-- START Source records --

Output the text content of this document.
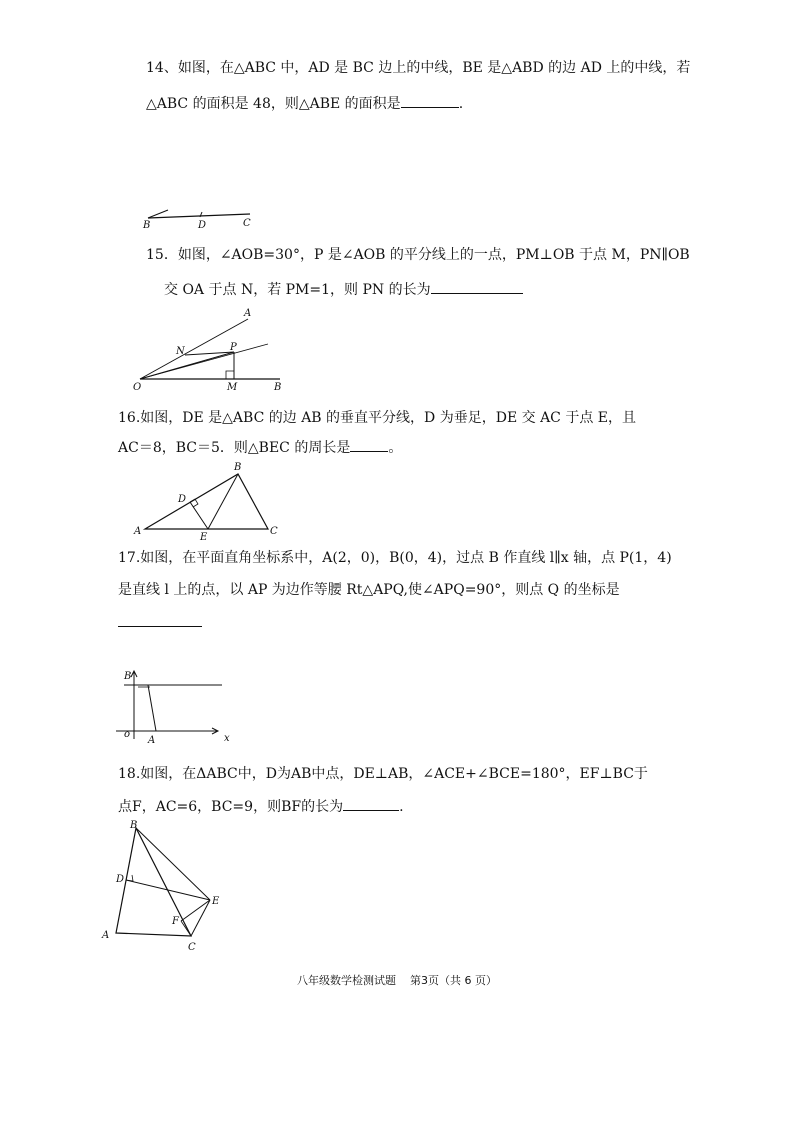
14、如图，在△ABC 中，AD 是 BC 边上的中线，BE 是△ABD 的边 AD 上的中线，若
△ABC 的面积是 48，则△ABE 的面积是	.
B	D	C
15．如图，∠AOB=30°，P 是∠AOB 的平分线上的一点，PM⊥OB 于点 M，PN∥OB
交 OA 于点 N，若 PM=1，则 PN 的长为
A
N	P
O	M	B
16.如图，DE 是△ABC 的边 AB 的垂直平分线，D 为垂足，DE 交 AC 于点 E，且
AC＝8，BC＝5．则△BEC 的周长是	。
A
B
C
D
E
17.如图，在平面直角坐标系中，A(2，0)，B(0，4)，过点 B 作直线 l∥x 轴，点 P(1，4)
是直线 l 上的点，以 AP 为边作等腰 Rt△APQ,使∠APQ=90°，则点 Q 的坐标是
B
o
A	x
18.如图，在ΔABC中，D为AB中点，DE⊥AB，∠ACE+∠BCE=180°，EF⊥BC于
点F，AC=6，BC=9，则BF的长为	.
B
D
E
F
A
C
八年级数学检测试题 第3页（共 6 页）
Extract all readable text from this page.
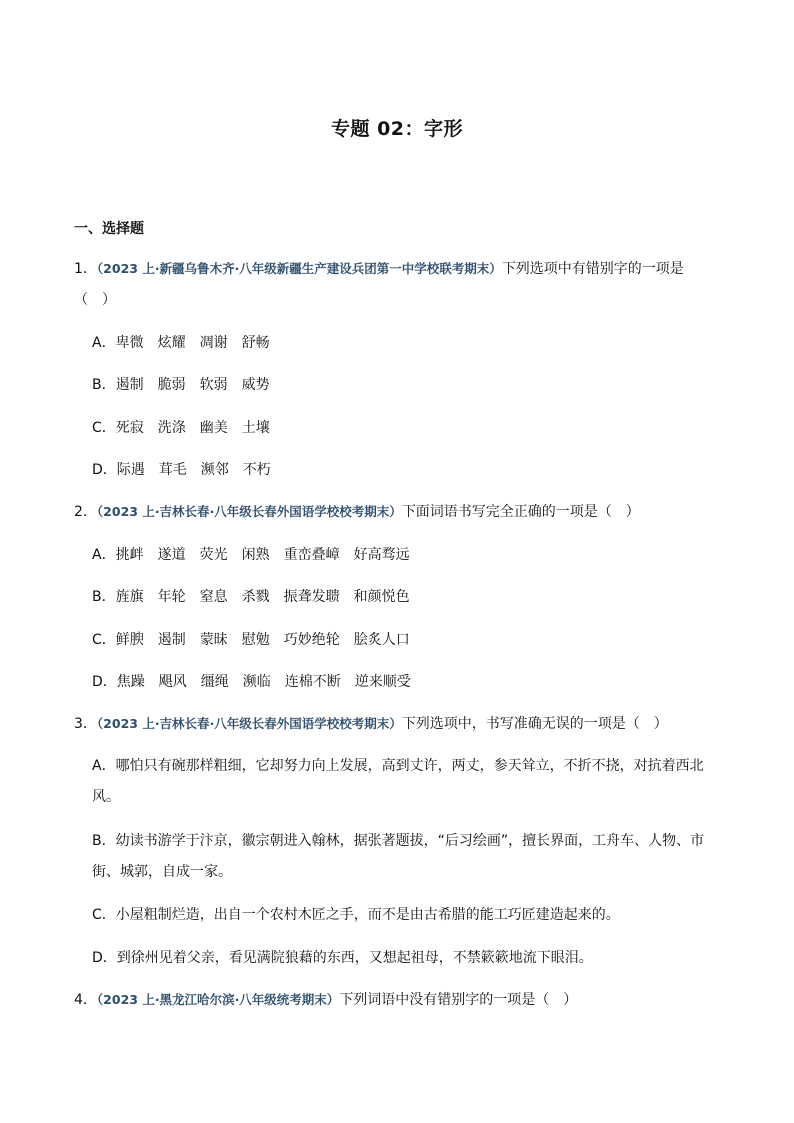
专题 02：字形
一、选择题
1．（2023 上·新疆乌鲁木齐·八年级新疆生产建设兵团第一中学校联考期末）下列选项中有错别字的一项是
（　）
A．卑微　炫耀　凋谢　舒畅
B．遏制　脆弱　软弱　威势
C．死寂　洗涤　幽美　土壤
D．际遇　茸毛　濒邻　不朽
2．（2023 上·吉林长春·八年级长春外国语学校校考期末）下面词语书写完全正确的一项是（　）
A．挑衅　遂道　荧光　闲熟　重峦叠嶂　好高骛远
B．旌旗　年轮　窒息　杀戮　振聋发聩　和颜悦色
C．鲜腴　遏制　蒙昧　慰勉　巧妙绝轮　脍炙人口
D．焦躁　飓风　缰绳　濒临　连棉不断　逆来顺受
3．（2023 上·吉林长春·八年级长春外国语学校校考期末）下列选项中，书写准确无误的一项是（　）
A．哪怕只有碗那样粗细，它却努力向上发展，高到丈许，两丈，参天耸立，不折不挠，对抗着西北风。
B．幼读书游学于汴京，徽宗朝进入翰林，据张著题拔，“后习绘画”，擅长界面，工舟车、人物、市街、城郭，自成一家。
C．小屋粗制烂造，出自一个农村木匠之手，而不是由古希腊的能工巧匠建造起来的。
D．到徐州见着父亲，看见满院狼藉的东西，又想起祖母，不禁簌簌地流下眼泪。
4．（2023 上·黑龙江哈尔滨·八年级统考期末）下列词语中没有错别字的一项是（　）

-- END Source records --

Task to complete ▸ Transcribe each line above verbatim, with the pictures left out.

Exercise answer ▸
Output the text content of this document.
14、如图，在△ABC 中，AD 是 BC 边上的中线，BE 是△ABD 的边 AD 上的中线，若
△ABC 的面积是 48，则△ABE 的面积是	.
B	D	C
15．如图，∠AOB=30°，P 是∠AOB 的平分线上的一点，PM⊥OB 于点 M，PN∥OB
交 OA 于点 N，若 PM=1，则 PN 的长为
A
N	P
O	M	B
16.如图，DE 是△ABC 的边 AB 的垂直平分线，D 为垂足，DE 交 AC 于点 E，且
AC＝8，BC＝5．则△BEC 的周长是	。
A
B
C
D
E
17.如图，在平面直角坐标系中，A(2，0)，B(0，4)，过点 B 作直线 l∥x 轴，点 P(1，4)
是直线 l 上的点，以 AP 为边作等腰 Rt△APQ,使∠APQ=90°，则点 Q 的坐标是
B
o
A	x
18.如图，在ΔABC中，D为AB中点，DE⊥AB，∠ACE+∠BCE=180°，EF⊥BC于
点F，AC=6，BC=9，则BF的长为	.
B
D
E
F
A
C
八年级数学检测试题 第3页（共 6 页）
Extract all readable text from this page.
专题 02：字形
一、选择题
1．（2023 上·新疆乌鲁木齐·八年级新疆生产建设兵团第一中学校联考期末）下列选项中有错别字的一项是
（　）
A．卑微　炫耀　凋谢　舒畅
B．遏制　脆弱　软弱　威势
C．死寂　洗涤　幽美　土壤
D．际遇　茸毛　濒邻　不朽
2．（2023 上·吉林长春·八年级长春外国语学校校考期末）下面词语书写完全正确的一项是（　）
A．挑衅　遂道　荧光　闲熟　重峦叠嶂　好高骛远
B．旌旗　年轮　窒息　杀戮　振聋发聩　和颜悦色
C．鲜腴　遏制　蒙昧　慰勉　巧妙绝轮　脍炙人口
D．焦躁　飓风　缰绳　濒临　连棉不断　逆来顺受
3．（2023 上·吉林长春·八年级长春外国语学校校考期末）下列选项中，书写准确无误的一项是（　）
A．哪怕只有碗那样粗细，它却努力向上发展，高到丈许，两丈，参天耸立，不折不挠，对抗着西北风。
B．幼读书游学于汴京，徽宗朝进入翰林，据张著题拔，“后习绘画”，擅长界面，工舟车、人物、市街、城郭，自成一家。
C．小屋粗制烂造，出自一个农村木匠之手，而不是由古希腊的能工巧匠建造起来的。
D．到徐州见着父亲，看见满院狼藉的东西，又想起祖母，不禁簌簌地流下眼泪。
4．（2023 上·黑龙江哈尔滨·八年级统考期末）下列词语中没有错别字的一项是（　）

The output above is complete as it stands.